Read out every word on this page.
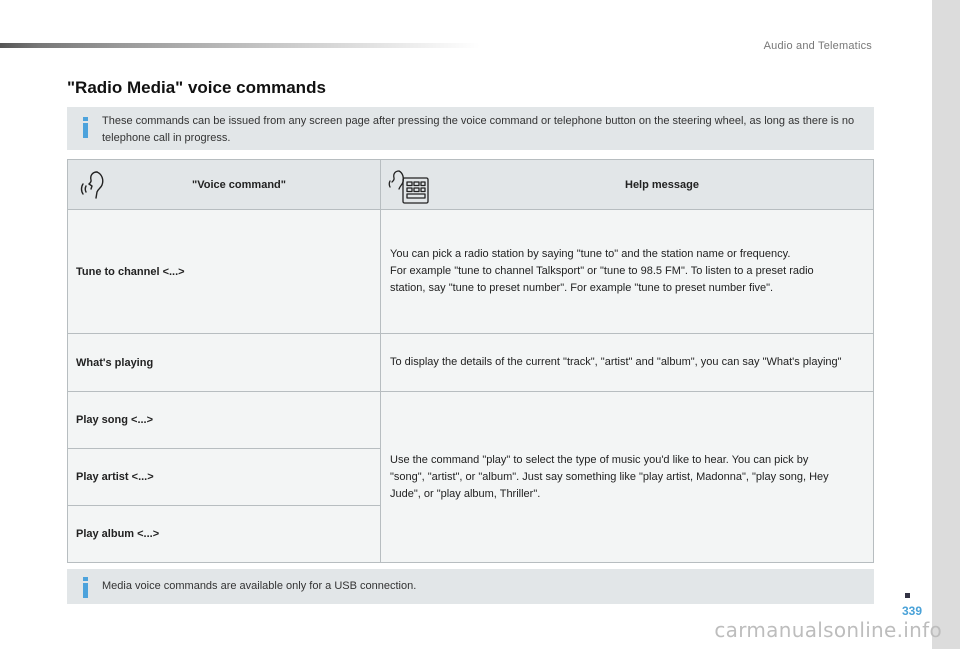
Audio and Telematics
"Radio Media" voice commands

These commands can be issued from any screen page after pressing the voice command or telephone button on the steering wheel, as long as there is no telephone call in progress.

"Voice command"	Help message

Tune to channel <...>	You can pick a radio station by saying "tune to" and the station name or frequency.
For example "tune to channel Talksport" or "tune to 98.5 FM". To listen to a preset radio station, say "tune to preset number". For example "tune to preset number five".
What's playing	To display the details of the current "track", "artist" and "album", you can say "What's playing"
Play song <...>	Use the command "play" to select the type of music you'd like to hear. You can pick by "song", "artist", or "album". Just say something like "play artist, Madonna", "play song, Hey Jude", or "play album, Thriller".
Play artist <...>	
Play album <...>	

Media voice commands are available only for a USB connection.

339
carmanualsonline.info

•••••

Task instructions: Reproduce the material above in full and without alteration, but skip all pictures.

Complete output:
Read out every word on this page.
Audio and Telematics
"Radio Media" voice commands

These commands can be issued from any screen page after pressing the voice command or telephone button on the steering wheel, as long as there is no telephone call in progress.

"Voice command"	Help message

Tune to channel <...>	You can pick a radio station by saying "tune to" and the station name or frequency.
For example "tune to channel Talksport" or "tune to 98.5 FM". To listen to a preset radio station, say "tune to preset number". For example "tune to preset number five".
What's playing	To display the details of the current "track", "artist" and "album", you can say "What's playing"
Play song <...>	Use the command "play" to select the type of music you'd like to hear. You can pick by "song", "artist", or "album". Just say something like "play artist, Madonna", "play song, Hey Jude", or "play album, Thriller".
Play artist <...>	
Play album <...>	

Media voice commands are available only for a USB connection.

339
carmanualsonline.info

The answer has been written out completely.